── Information supplied

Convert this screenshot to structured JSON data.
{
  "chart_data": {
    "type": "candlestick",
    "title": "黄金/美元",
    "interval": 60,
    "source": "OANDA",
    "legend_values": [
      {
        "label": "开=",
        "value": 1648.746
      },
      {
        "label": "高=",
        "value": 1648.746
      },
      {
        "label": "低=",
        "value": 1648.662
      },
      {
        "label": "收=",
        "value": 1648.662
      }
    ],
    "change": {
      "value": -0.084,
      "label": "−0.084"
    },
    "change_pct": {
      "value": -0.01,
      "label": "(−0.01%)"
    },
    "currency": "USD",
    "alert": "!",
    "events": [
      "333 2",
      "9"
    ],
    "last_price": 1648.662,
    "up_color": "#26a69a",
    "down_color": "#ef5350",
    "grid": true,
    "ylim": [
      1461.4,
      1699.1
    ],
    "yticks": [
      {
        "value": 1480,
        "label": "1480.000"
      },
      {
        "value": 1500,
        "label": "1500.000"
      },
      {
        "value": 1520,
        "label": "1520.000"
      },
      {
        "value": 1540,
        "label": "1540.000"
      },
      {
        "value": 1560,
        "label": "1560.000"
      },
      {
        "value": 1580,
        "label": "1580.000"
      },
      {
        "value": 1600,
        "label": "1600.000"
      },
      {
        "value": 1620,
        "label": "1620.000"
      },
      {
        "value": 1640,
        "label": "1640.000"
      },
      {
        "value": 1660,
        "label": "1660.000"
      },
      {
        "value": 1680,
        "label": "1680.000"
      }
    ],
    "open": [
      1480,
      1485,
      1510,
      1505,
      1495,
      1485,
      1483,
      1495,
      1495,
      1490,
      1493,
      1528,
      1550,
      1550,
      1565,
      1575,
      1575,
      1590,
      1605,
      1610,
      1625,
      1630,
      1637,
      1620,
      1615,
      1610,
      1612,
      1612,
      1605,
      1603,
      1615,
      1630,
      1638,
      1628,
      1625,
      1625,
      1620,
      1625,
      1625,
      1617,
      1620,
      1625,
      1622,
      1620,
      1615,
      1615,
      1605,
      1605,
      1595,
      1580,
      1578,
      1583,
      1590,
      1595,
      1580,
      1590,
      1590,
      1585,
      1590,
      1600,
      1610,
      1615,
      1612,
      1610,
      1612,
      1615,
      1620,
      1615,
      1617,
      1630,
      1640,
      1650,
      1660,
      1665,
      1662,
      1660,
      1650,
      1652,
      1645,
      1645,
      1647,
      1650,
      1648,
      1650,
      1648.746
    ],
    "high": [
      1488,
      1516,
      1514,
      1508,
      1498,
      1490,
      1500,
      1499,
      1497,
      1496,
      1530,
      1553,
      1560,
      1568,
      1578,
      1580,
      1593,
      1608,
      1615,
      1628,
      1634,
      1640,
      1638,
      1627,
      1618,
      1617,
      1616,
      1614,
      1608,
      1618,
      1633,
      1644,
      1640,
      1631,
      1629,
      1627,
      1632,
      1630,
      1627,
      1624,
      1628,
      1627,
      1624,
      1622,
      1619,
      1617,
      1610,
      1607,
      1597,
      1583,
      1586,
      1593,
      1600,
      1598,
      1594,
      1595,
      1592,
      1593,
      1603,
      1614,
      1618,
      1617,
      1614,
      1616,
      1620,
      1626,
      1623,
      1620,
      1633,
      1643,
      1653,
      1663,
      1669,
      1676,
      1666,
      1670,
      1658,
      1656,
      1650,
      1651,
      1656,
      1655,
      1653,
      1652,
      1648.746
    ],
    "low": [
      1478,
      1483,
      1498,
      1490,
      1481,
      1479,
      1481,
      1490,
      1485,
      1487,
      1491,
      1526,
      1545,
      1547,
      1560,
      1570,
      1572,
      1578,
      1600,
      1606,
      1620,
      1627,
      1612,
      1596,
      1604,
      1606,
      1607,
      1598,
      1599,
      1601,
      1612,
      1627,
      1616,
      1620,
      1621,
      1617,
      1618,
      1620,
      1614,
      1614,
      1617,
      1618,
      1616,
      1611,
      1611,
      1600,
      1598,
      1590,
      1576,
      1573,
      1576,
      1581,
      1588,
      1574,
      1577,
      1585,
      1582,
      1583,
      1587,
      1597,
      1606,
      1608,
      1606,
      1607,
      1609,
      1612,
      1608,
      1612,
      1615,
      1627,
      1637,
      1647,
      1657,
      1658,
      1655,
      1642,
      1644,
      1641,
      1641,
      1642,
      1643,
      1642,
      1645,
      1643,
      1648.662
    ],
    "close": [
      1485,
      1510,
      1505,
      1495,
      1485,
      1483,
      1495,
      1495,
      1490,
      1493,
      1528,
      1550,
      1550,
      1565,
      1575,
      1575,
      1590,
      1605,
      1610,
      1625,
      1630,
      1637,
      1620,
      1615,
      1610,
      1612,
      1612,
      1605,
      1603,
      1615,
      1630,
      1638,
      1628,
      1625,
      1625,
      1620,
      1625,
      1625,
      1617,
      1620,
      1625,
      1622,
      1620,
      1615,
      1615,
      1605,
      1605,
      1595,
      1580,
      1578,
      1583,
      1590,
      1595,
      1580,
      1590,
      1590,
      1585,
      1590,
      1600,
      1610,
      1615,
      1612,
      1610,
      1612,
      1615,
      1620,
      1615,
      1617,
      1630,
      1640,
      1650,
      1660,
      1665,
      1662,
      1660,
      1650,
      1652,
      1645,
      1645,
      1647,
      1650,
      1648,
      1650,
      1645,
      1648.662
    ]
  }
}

────

> [Set exercise]
Every entry should be printed again exactly as written.

> [Exercise answer]
Convert this screenshot to structured JSON data.
{
  "chart_data": {
    "type": "candlestick",
    "title": "黄金/美元",
    "interval": 60,
    "source": "OANDA",
    "legend_values": [
      {
        "label": "开=",
        "value": 1648.746
      },
      {
        "label": "高=",
        "value": 1648.746
      },
      {
        "label": "低=",
        "value": 1648.662
      },
      {
        "label": "收=",
        "value": 1648.662
      }
    ],
    "change": {
      "value": -0.084,
      "label": "−0.084"
    },
    "change_pct": {
      "value": -0.01,
      "label": "(−0.01%)"
    },
    "currency": "USD",
    "alert": "!",
    "events": [
      "333 2",
      "9"
    ],
    "last_price": 1648.662,
    "up_color": "#26a69a",
    "down_color": "#ef5350",
    "grid": true,
    "ylim": [
      1461.4,
      1699.1
    ],
    "yticks": [
      {
        "value": 1480,
        "label": "1480.000"
      },
      {
        "value": 1500,
        "label": "1500.000"
      },
      {
        "value": 1520,
        "label": "1520.000"
      },
      {
        "value": 1540,
        "label": "1540.000"
      },
      {
        "value": 1560,
        "label": "1560.000"
      },
      {
        "value": 1580,
        "label": "1580.000"
      },
      {
        "value": 1600,
        "label": "1600.000"
      },
      {
        "value": 1620,
        "label": "1620.000"
      },
      {
        "value": 1640,
        "label": "1640.000"
      },
      {
        "value": 1660,
        "label": "1660.000"
      },
      {
        "value": 1680,
        "label": "1680.000"
      }
    ],
    "open": [
      1480,
      1485,
      1510,
      1505,
      1495,
      1485,
      1483,
      1495,
      1495,
      1490,
      1493,
      1528,
      1550,
      1550,
      1565,
      1575,
      1575,
      1590,
      1605,
      1610,
      1625,
      1630,
      1637,
      1620,
      1615,
      1610,
      1612,
      1612,
      1605,
      1603,
      1615,
      1630,
      1638,
      1628,
      1625,
      1625,
      1620,
      1625,
      1625,
      1617,
      1620,
      1625,
      1622,
      1620,
      1615,
      1615,
      1605,
      1605,
      1595,
      1580,
      1578,
      1583,
      1590,
      1595,
      1580,
      1590,
      1590,
      1585,
      1590,
      1600,
      1610,
      1615,
      1612,
      1610,
      1612,
      1615,
      1620,
      1615,
      1617,
      1630,
      1640,
      1650,
      1660,
      1665,
      1662,
      1660,
      1650,
      1652,
      1645,
      1645,
      1647,
      1650,
      1648,
      1650,
      1648.746
    ],
    "high": [
      1488,
      1516,
      1514,
      1508,
      1498,
      1490,
      1500,
      1499,
      1497,
      1496,
      1530,
      1553,
      1560,
      1568,
      1578,
      1580,
      1593,
      1608,
      1615,
      1628,
      1634,
      1640,
      1638,
      1627,
      1618,
      1617,
      1616,
      1614,
      1608,
      1618,
      1633,
      1644,
      1640,
      1631,
      1629,
      1627,
      1632,
      1630,
      1627,
      1624,
      1628,
      1627,
      1624,
      1622,
      1619,
      1617,
      1610,
      1607,
      1597,
      1583,
      1586,
      1593,
      1600,
      1598,
      1594,
      1595,
      1592,
      1593,
      1603,
      1614,
      1618,
      1617,
      1614,
      1616,
      1620,
      1626,
      1623,
      1620,
      1633,
      1643,
      1653,
      1663,
      1669,
      1676,
      1666,
      1670,
      1658,
      1656,
      1650,
      1651,
      1656,
      1655,
      1653,
      1652,
      1648.746
    ],
    "low": [
      1478,
      1483,
      1498,
      1490,
      1481,
      1479,
      1481,
      1490,
      1485,
      1487,
      1491,
      1526,
      1545,
      1547,
      1560,
      1570,
      1572,
      1578,
      1600,
      1606,
      1620,
      1627,
      1612,
      1596,
      1604,
      1606,
      1607,
      1598,
      1599,
      1601,
      1612,
      1627,
      1616,
      1620,
      1621,
      1617,
      1618,
      1620,
      1614,
      1614,
      1617,
      1618,
      1616,
      1611,
      1611,
      1600,
      1598,
      1590,
      1576,
      1573,
      1576,
      1581,
      1588,
      1574,
      1577,
      1585,
      1582,
      1583,
      1587,
      1597,
      1606,
      1608,
      1606,
      1607,
      1609,
      1612,
      1608,
      1612,
      1615,
      1627,
      1637,
      1647,
      1657,
      1658,
      1655,
      1642,
      1644,
      1641,
      1641,
      1642,
      1643,
      1642,
      1645,
      1643,
      1648.662
    ],
    "close": [
      1485,
      1510,
      1505,
      1495,
      1485,
      1483,
      1495,
      1495,
      1490,
      1493,
      1528,
      1550,
      1550,
      1565,
      1575,
      1575,
      1590,
      1605,
      1610,
      1625,
      1630,
      1637,
      1620,
      1615,
      1610,
      1612,
      1612,
      1605,
      1603,
      1615,
      1630,
      1638,
      1628,
      1625,
      1625,
      1620,
      1625,
      1625,
      1617,
      1620,
      1625,
      1622,
      1620,
      1615,
      1615,
      1605,
      1605,
      1595,
      1580,
      1578,
      1583,
      1590,
      1595,
      1580,
      1590,
      1590,
      1585,
      1590,
      1600,
      1610,
      1615,
      1612,
      1610,
      1612,
      1615,
      1620,
      1615,
      1617,
      1630,
      1640,
      1650,
      1660,
      1665,
      1662,
      1660,
      1650,
      1652,
      1645,
      1645,
      1647,
      1650,
      1648,
      1650,
      1645,
      1648.662
    ]
  }
}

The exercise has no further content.